Output the material beneath this task exactly, images excluded.
--------------------
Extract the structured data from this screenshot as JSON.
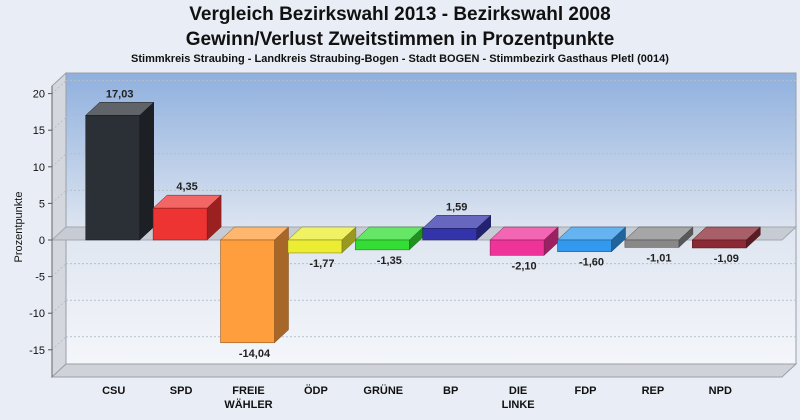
{
  "chart_data": {
    "type": "bar",
    "title": "Vergleich Bezirkswahl 2013 - Bezirkswahl 2008",
    "title2": "Gewinn/Verlust Zweitstimmen in Prozentpunkte",
    "subtitle": "Stimmkreis Straubing - Landkreis Straubing-Bogen - Stadt BOGEN - Stimmbezirk Gasthaus Pletl (0014)",
    "ylabel": "Prozentpunkte",
    "xlabel": "",
    "ylim": [
      -19,
      22
    ],
    "yticks": [
      20,
      15,
      10,
      5,
      0,
      -5,
      -10,
      -15
    ],
    "categories": [
      "CSU",
      "SPD",
      "FREIE WÄHLER",
      "ÖDP",
      "GRÜNE",
      "BP",
      "DIE LINKE",
      "FDP",
      "REP",
      "NPD"
    ],
    "category_lines": [
      [
        "CSU"
      ],
      [
        "SPD"
      ],
      [
        "FREIE",
        "WÄHLER"
      ],
      [
        "ÖDP"
      ],
      [
        "GRÜNE"
      ],
      [
        "BP"
      ],
      [
        "DIE",
        "LINKE"
      ],
      [
        "FDP"
      ],
      [
        "REP"
      ],
      [
        "NPD"
      ]
    ],
    "values": [
      17.03,
      4.35,
      -14.04,
      -1.77,
      -1.35,
      1.59,
      -2.1,
      -1.6,
      -1.01,
      -1.09
    ],
    "value_labels": [
      "17,03",
      "4,35",
      "-14,04",
      "-1,77",
      "-1,35",
      "1,59",
      "-2,10",
      "-1,60",
      "-1,01",
      "-1,09"
    ],
    "colors": [
      "#2b2f36",
      "#ee3333",
      "#ff9e3d",
      "#ecec33",
      "#33dd33",
      "#3434aa",
      "#ee3399",
      "#3399ee",
      "#888888",
      "#8b2a35"
    ],
    "grid": true,
    "legend": "none"
  }
}
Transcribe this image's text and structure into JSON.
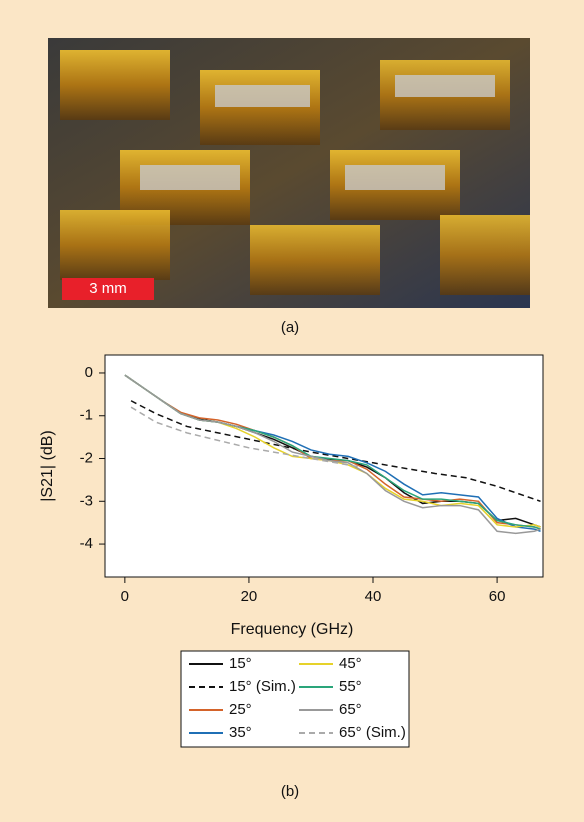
--------------------
**Correct answer:**
Extract the structured data from this screenshot as JSON.
{
  "chart_data": {
    "type": "bar",
    "title": "Vergleich Bezirkswahl 2013 - Bezirkswahl 2008",
    "title2": "Gewinn/Verlust Zweitstimmen in Prozentpunkte",
    "subtitle": "Stimmkreis Straubing - Landkreis Straubing-Bogen - Stadt BOGEN - Stimmbezirk Gasthaus Pletl (0014)",
    "ylabel": "Prozentpunkte",
    "xlabel": "",
    "ylim": [
      -19,
      22
    ],
    "yticks": [
      20,
      15,
      10,
      5,
      0,
      -5,
      -10,
      -15
    ],
    "categories": [
      "CSU",
      "SPD",
      "FREIE WÄHLER",
      "ÖDP",
      "GRÜNE",
      "BP",
      "DIE LINKE",
      "FDP",
      "REP",
      "NPD"
    ],
    "category_lines": [
      [
        "CSU"
      ],
      [
        "SPD"
      ],
      [
        "FREIE",
        "WÄHLER"
      ],
      [
        "ÖDP"
      ],
      [
        "GRÜNE"
      ],
      [
        "BP"
      ],
      [
        "DIE",
        "LINKE"
      ],
      [
        "FDP"
      ],
      [
        "REP"
      ],
      [
        "NPD"
      ]
    ],
    "values": [
      17.03,
      4.35,
      -14.04,
      -1.77,
      -1.35,
      1.59,
      -2.1,
      -1.6,
      -1.01,
      -1.09
    ],
    "value_labels": [
      "17,03",
      "4,35",
      "-14,04",
      "-1,77",
      "-1,35",
      "1,59",
      "-2,10",
      "-1,60",
      "-1,01",
      "-1,09"
    ],
    "colors": [
      "#2b2f36",
      "#ee3333",
      "#ff9e3d",
      "#ecec33",
      "#33dd33",
      "#3434aa",
      "#ee3399",
      "#3399ee",
      "#888888",
      "#8b2a35"
    ],
    "grid": true,
    "legend": "none"
  }
}
Transcribe this image's text and structure into JSON.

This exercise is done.